▶ [Directions for this task] Go through the entries below and copy each line containing the word "text".

▶ [Source records]
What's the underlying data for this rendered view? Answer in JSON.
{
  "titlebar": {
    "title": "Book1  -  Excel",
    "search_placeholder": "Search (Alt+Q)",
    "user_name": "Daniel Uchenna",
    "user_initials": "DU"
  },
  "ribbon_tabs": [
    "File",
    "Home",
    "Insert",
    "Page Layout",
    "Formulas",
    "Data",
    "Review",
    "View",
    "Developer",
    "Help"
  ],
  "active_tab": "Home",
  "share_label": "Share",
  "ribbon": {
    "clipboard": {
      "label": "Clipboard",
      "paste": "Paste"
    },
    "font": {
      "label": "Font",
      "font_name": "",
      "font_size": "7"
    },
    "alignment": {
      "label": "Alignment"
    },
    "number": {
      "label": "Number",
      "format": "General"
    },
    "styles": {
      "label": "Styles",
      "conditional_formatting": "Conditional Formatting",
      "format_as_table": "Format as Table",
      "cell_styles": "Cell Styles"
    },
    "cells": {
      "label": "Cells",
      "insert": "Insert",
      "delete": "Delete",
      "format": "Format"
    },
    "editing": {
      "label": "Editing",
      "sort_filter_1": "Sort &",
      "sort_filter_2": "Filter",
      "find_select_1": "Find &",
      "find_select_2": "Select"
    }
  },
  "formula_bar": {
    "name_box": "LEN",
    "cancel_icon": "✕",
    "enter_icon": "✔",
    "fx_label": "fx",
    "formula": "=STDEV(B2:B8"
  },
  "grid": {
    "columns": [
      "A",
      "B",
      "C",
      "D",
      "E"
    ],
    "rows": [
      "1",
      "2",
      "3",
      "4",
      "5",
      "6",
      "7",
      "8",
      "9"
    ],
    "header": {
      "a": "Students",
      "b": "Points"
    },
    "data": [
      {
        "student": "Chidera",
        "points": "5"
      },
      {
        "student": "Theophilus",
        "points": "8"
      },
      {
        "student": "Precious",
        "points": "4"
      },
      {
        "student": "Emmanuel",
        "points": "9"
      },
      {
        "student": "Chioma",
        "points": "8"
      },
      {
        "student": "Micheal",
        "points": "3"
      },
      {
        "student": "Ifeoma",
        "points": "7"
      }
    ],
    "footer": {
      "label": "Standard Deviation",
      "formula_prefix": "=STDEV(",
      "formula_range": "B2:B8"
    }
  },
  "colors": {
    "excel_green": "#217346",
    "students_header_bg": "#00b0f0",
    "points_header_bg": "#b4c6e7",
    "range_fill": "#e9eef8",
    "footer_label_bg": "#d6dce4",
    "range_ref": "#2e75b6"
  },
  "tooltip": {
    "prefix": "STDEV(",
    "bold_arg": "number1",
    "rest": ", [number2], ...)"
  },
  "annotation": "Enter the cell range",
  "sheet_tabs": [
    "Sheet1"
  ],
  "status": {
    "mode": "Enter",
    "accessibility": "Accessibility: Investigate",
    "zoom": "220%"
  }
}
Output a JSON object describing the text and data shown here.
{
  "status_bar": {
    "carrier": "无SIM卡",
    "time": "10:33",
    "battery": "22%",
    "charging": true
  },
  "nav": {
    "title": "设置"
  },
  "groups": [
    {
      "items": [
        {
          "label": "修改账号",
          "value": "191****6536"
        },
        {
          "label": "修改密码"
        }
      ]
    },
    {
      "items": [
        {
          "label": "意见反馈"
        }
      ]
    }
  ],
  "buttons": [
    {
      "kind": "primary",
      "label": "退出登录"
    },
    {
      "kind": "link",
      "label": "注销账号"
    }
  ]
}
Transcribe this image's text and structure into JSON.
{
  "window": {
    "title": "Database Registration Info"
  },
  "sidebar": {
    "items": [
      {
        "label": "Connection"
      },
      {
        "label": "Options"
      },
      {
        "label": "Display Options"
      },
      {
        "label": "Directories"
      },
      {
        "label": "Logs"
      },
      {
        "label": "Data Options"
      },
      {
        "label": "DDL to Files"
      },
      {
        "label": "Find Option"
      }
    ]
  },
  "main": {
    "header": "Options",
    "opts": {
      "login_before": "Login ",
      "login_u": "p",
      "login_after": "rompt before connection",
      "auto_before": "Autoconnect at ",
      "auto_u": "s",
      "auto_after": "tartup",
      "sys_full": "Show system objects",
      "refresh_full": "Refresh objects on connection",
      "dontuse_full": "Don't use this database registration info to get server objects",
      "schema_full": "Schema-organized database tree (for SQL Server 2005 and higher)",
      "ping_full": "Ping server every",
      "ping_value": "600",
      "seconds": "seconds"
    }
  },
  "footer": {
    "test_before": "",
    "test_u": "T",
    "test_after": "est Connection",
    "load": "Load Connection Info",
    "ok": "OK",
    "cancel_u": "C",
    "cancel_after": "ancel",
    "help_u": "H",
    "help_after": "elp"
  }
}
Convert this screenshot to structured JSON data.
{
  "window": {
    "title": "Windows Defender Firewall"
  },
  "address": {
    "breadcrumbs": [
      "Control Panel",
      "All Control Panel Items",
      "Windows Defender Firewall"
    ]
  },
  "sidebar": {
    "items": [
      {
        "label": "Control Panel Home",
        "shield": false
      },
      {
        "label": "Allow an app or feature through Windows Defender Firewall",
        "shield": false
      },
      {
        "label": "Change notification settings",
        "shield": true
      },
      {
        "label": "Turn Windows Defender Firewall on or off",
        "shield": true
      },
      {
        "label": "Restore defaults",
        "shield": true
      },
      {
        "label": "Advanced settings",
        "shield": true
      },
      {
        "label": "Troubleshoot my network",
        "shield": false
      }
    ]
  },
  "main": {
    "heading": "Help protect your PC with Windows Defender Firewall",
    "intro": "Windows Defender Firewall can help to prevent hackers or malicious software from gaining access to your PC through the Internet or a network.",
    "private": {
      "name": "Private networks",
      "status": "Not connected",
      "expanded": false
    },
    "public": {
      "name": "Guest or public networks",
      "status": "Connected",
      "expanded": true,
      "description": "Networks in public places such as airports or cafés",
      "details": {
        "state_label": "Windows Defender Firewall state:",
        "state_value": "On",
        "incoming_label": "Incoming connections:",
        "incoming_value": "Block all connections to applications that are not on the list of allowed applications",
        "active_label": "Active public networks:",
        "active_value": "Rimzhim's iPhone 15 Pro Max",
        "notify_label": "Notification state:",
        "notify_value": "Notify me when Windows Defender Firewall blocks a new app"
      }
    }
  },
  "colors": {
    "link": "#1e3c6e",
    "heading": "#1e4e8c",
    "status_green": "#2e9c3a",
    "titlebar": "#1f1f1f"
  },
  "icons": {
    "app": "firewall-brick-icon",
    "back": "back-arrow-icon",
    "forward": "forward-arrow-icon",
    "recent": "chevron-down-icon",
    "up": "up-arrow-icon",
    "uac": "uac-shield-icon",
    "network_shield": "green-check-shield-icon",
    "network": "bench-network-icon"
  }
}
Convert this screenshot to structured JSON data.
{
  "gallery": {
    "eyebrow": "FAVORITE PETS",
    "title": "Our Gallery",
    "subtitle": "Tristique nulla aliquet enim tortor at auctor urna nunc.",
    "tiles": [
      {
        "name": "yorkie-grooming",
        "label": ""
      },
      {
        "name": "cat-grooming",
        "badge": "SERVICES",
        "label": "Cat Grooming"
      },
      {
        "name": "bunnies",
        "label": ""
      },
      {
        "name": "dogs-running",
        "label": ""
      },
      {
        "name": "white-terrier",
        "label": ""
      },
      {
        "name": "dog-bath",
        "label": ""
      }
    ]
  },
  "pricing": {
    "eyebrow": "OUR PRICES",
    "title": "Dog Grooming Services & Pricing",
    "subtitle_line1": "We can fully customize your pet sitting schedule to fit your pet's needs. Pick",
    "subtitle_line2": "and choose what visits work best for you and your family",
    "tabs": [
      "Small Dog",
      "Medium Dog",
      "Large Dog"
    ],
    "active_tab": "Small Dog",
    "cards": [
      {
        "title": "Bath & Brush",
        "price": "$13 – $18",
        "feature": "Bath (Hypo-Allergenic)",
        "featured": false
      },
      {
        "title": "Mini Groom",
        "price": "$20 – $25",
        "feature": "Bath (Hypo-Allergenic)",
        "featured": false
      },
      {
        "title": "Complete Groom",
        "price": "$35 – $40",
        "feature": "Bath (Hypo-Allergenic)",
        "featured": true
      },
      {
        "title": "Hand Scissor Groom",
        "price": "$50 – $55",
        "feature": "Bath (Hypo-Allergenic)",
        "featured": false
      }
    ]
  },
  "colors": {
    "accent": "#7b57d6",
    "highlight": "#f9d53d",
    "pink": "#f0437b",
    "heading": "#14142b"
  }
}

▶ [Answer to the exercise]
Output a JSON object describing the text and data shown here.
Transcribe this image's text and structure into JSON.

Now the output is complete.